**TASK DIRECTIONS:**
Return each line of the records holding the string "name".

**STORED RECORDS:**
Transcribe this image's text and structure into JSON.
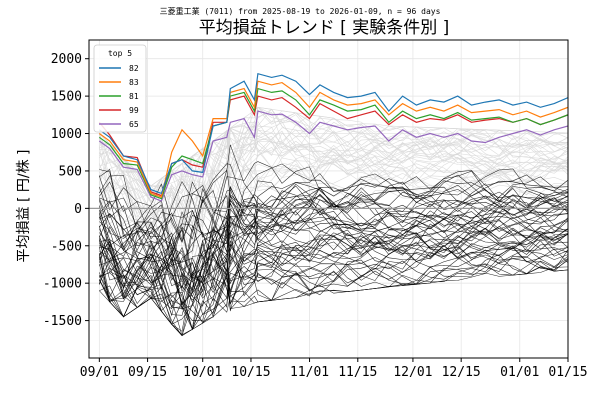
{
  "chart_data": {
    "type": "line",
    "suptitle": "三菱重工業 (7011) from 2025-08-19 to 2026-01-09, n = 96 days",
    "title": "平均損益トレンド [ 実験条件別 ]",
    "xlabel": "",
    "ylabel": "平均損益 [ 円/株 ]",
    "x_start": "2025-09-01",
    "x_end": "2026-01-09",
    "xlim": [
      "2025-08-29",
      "2026-01-15"
    ],
    "ylim": [
      -2000,
      2250
    ],
    "xticks": [
      "09/01",
      "09/15",
      "10/01",
      "10/15",
      "11/01",
      "11/15",
      "12/01",
      "12/15",
      "01/01",
      "01/15"
    ],
    "xtick_dates": [
      "2025-09-01",
      "2025-09-15",
      "2025-10-01",
      "2025-10-15",
      "2025-11-01",
      "2025-11-15",
      "2025-12-01",
      "2025-12-15",
      "2026-01-01",
      "2026-01-15"
    ],
    "yticks": [
      -1500,
      -1000,
      -500,
      0,
      500,
      1000,
      1500,
      2000
    ],
    "grid": true,
    "zero_line": true,
    "legend": {
      "title": "top 5",
      "position": "top-left",
      "entries": [
        {
          "label": "82",
          "color": "#1f77b4"
        },
        {
          "label": "83",
          "color": "#ff7f0e"
        },
        {
          "label": "81",
          "color": "#2ca02c"
        },
        {
          "label": "99",
          "color": "#d62728"
        },
        {
          "label": "65",
          "color": "#9467bd"
        }
      ]
    },
    "top_series": [
      {
        "name": "82",
        "color": "#1f77b4",
        "points": [
          [
            0,
            1050
          ],
          [
            3,
            950
          ],
          [
            7,
            700
          ],
          [
            11,
            650
          ],
          [
            15,
            250
          ],
          [
            18,
            200
          ],
          [
            21,
            600
          ],
          [
            24,
            650
          ],
          [
            27,
            500
          ],
          [
            30,
            480
          ],
          [
            33,
            1100
          ],
          [
            37,
            1150
          ],
          [
            38,
            1600
          ],
          [
            42,
            1700
          ],
          [
            45,
            1450
          ],
          [
            46,
            1800
          ],
          [
            50,
            1750
          ],
          [
            53,
            1780
          ],
          [
            57,
            1700
          ],
          [
            61,
            1520
          ],
          [
            64,
            1650
          ],
          [
            68,
            1550
          ],
          [
            72,
            1480
          ],
          [
            76,
            1500
          ],
          [
            80,
            1550
          ],
          [
            84,
            1300
          ],
          [
            88,
            1500
          ],
          [
            92,
            1380
          ],
          [
            96,
            1450
          ],
          [
            100,
            1420
          ],
          [
            104,
            1500
          ],
          [
            108,
            1380
          ],
          [
            112,
            1420
          ],
          [
            116,
            1450
          ],
          [
            120,
            1380
          ],
          [
            124,
            1420
          ],
          [
            128,
            1350
          ],
          [
            132,
            1400
          ],
          [
            136,
            1480
          ],
          [
            138,
            1450
          ],
          [
            141,
            1380
          ]
        ]
      },
      {
        "name": "83",
        "color": "#ff7f0e",
        "points": [
          [
            0,
            1000
          ],
          [
            3,
            900
          ],
          [
            7,
            650
          ],
          [
            11,
            620
          ],
          [
            15,
            200
          ],
          [
            18,
            150
          ],
          [
            21,
            750
          ],
          [
            24,
            1050
          ],
          [
            27,
            900
          ],
          [
            30,
            700
          ],
          [
            33,
            1200
          ],
          [
            37,
            1200
          ],
          [
            38,
            1550
          ],
          [
            42,
            1600
          ],
          [
            45,
            1350
          ],
          [
            46,
            1700
          ],
          [
            50,
            1650
          ],
          [
            53,
            1680
          ],
          [
            57,
            1550
          ],
          [
            61,
            1350
          ],
          [
            64,
            1550
          ],
          [
            68,
            1450
          ],
          [
            72,
            1380
          ],
          [
            76,
            1400
          ],
          [
            80,
            1450
          ],
          [
            84,
            1250
          ],
          [
            88,
            1400
          ],
          [
            92,
            1300
          ],
          [
            96,
            1350
          ],
          [
            100,
            1300
          ],
          [
            104,
            1380
          ],
          [
            108,
            1280
          ],
          [
            112,
            1300
          ],
          [
            116,
            1320
          ],
          [
            120,
            1250
          ],
          [
            124,
            1300
          ],
          [
            128,
            1220
          ],
          [
            132,
            1280
          ],
          [
            136,
            1350
          ],
          [
            138,
            1320
          ],
          [
            141,
            1250
          ]
        ]
      },
      {
        "name": "81",
        "color": "#2ca02c",
        "points": [
          [
            0,
            950
          ],
          [
            3,
            850
          ],
          [
            7,
            600
          ],
          [
            11,
            580
          ],
          [
            15,
            180
          ],
          [
            18,
            130
          ],
          [
            21,
            550
          ],
          [
            24,
            700
          ],
          [
            27,
            650
          ],
          [
            30,
            600
          ],
          [
            33,
            1100
          ],
          [
            37,
            1150
          ],
          [
            38,
            1500
          ],
          [
            42,
            1550
          ],
          [
            45,
            1300
          ],
          [
            46,
            1600
          ],
          [
            50,
            1550
          ],
          [
            53,
            1570
          ],
          [
            57,
            1450
          ],
          [
            61,
            1250
          ],
          [
            64,
            1450
          ],
          [
            68,
            1380
          ],
          [
            72,
            1300
          ],
          [
            76,
            1320
          ],
          [
            80,
            1380
          ],
          [
            84,
            1150
          ],
          [
            88,
            1300
          ],
          [
            92,
            1200
          ],
          [
            96,
            1250
          ],
          [
            100,
            1200
          ],
          [
            104,
            1280
          ],
          [
            108,
            1180
          ],
          [
            112,
            1200
          ],
          [
            116,
            1220
          ],
          [
            120,
            1150
          ],
          [
            124,
            1200
          ],
          [
            128,
            1120
          ],
          [
            132,
            1180
          ],
          [
            136,
            1250
          ],
          [
            138,
            1220
          ],
          [
            141,
            1150
          ]
        ]
      },
      {
        "name": "99",
        "color": "#d62728",
        "points": [
          [
            0,
            1150
          ],
          [
            3,
            980
          ],
          [
            7,
            700
          ],
          [
            11,
            680
          ],
          [
            15,
            220
          ],
          [
            18,
            170
          ],
          [
            21,
            600
          ],
          [
            24,
            650
          ],
          [
            27,
            580
          ],
          [
            30,
            550
          ],
          [
            33,
            1150
          ],
          [
            37,
            1150
          ],
          [
            38,
            1450
          ],
          [
            42,
            1500
          ],
          [
            45,
            1250
          ],
          [
            46,
            1500
          ],
          [
            50,
            1450
          ],
          [
            53,
            1480
          ],
          [
            57,
            1350
          ],
          [
            61,
            1200
          ],
          [
            64,
            1400
          ],
          [
            68,
            1300
          ],
          [
            72,
            1200
          ],
          [
            76,
            1250
          ],
          [
            80,
            1300
          ],
          [
            84,
            1120
          ],
          [
            88,
            1250
          ],
          [
            92,
            1150
          ],
          [
            96,
            1200
          ],
          [
            100,
            1180
          ],
          [
            104,
            1250
          ],
          [
            108,
            1150
          ],
          [
            112,
            1180
          ],
          [
            116,
            1200
          ],
          [
            120,
            1150
          ],
          [
            124,
            1200
          ],
          [
            128,
            1120
          ],
          [
            132,
            1180
          ],
          [
            136,
            1250
          ],
          [
            138,
            1220
          ],
          [
            141,
            1180
          ]
        ]
      },
      {
        "name": "65",
        "color": "#9467bd",
        "points": [
          [
            0,
            900
          ],
          [
            3,
            800
          ],
          [
            7,
            550
          ],
          [
            11,
            520
          ],
          [
            15,
            150
          ],
          [
            18,
            100
          ],
          [
            21,
            450
          ],
          [
            24,
            500
          ],
          [
            27,
            450
          ],
          [
            30,
            420
          ],
          [
            33,
            900
          ],
          [
            37,
            950
          ],
          [
            38,
            1150
          ],
          [
            42,
            1200
          ],
          [
            45,
            950
          ],
          [
            46,
            1300
          ],
          [
            50,
            1250
          ],
          [
            53,
            1260
          ],
          [
            57,
            1150
          ],
          [
            61,
            1000
          ],
          [
            64,
            1150
          ],
          [
            68,
            1100
          ],
          [
            72,
            1050
          ],
          [
            76,
            1080
          ],
          [
            80,
            1100
          ],
          [
            84,
            900
          ],
          [
            88,
            1050
          ],
          [
            92,
            950
          ],
          [
            96,
            1000
          ],
          [
            100,
            950
          ],
          [
            104,
            1000
          ],
          [
            108,
            900
          ],
          [
            112,
            880
          ],
          [
            116,
            950
          ],
          [
            120,
            1000
          ],
          [
            124,
            1050
          ],
          [
            128,
            980
          ],
          [
            132,
            1050
          ],
          [
            136,
            1100
          ],
          [
            138,
            1080
          ],
          [
            141,
            1030
          ]
        ]
      }
    ],
    "background_series": {
      "description": "remaining 91 experiment conditions",
      "count": 91,
      "color_above_zero": "#d8d8d8",
      "color_below_zero": "#000000",
      "upper_envelope": [
        [
          0,
          1000
        ],
        [
          15,
          300
        ],
        [
          33,
          900
        ],
        [
          46,
          1350
        ],
        [
          84,
          1100
        ],
        [
          141,
          1000
        ]
      ],
      "lower_envelope": [
        [
          0,
          -1100
        ],
        [
          7,
          -1450
        ],
        [
          15,
          -1200
        ],
        [
          21,
          -1550
        ],
        [
          24,
          -1700
        ],
        [
          33,
          -1450
        ],
        [
          46,
          -1250
        ],
        [
          84,
          -1050
        ],
        [
          141,
          -800
        ]
      ]
    }
  }
}
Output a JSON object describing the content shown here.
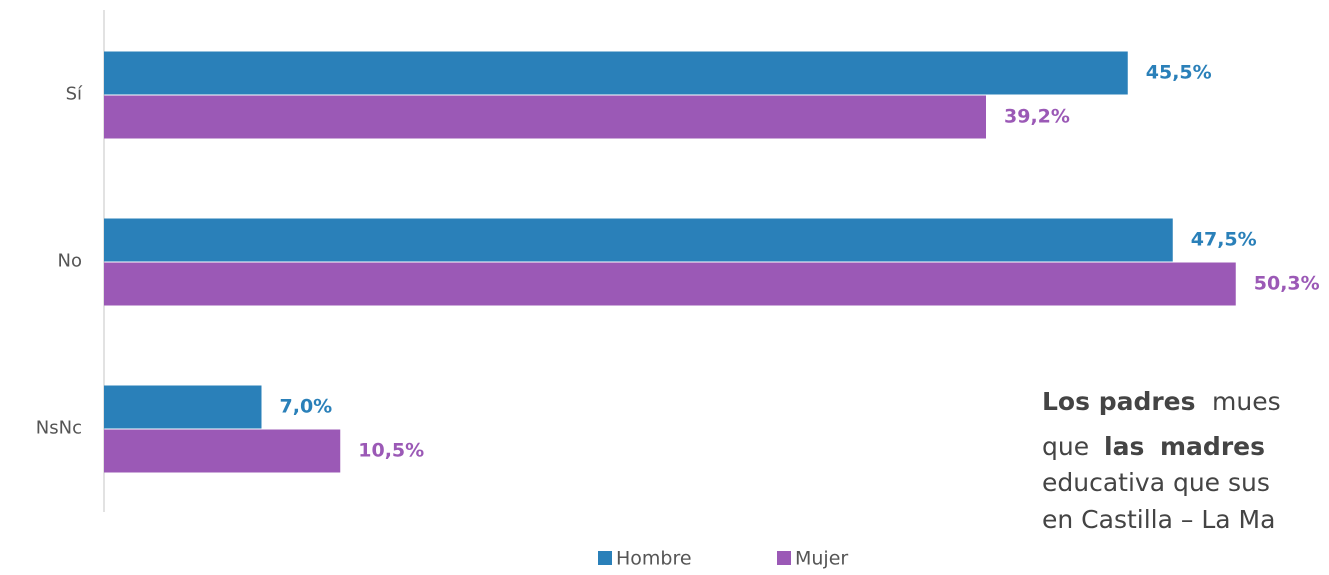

**WRITTEN RESPONSE:**
        "name": "82",
        "name": "83",
        "name": "81",
        "name": "99",
        "name": "65",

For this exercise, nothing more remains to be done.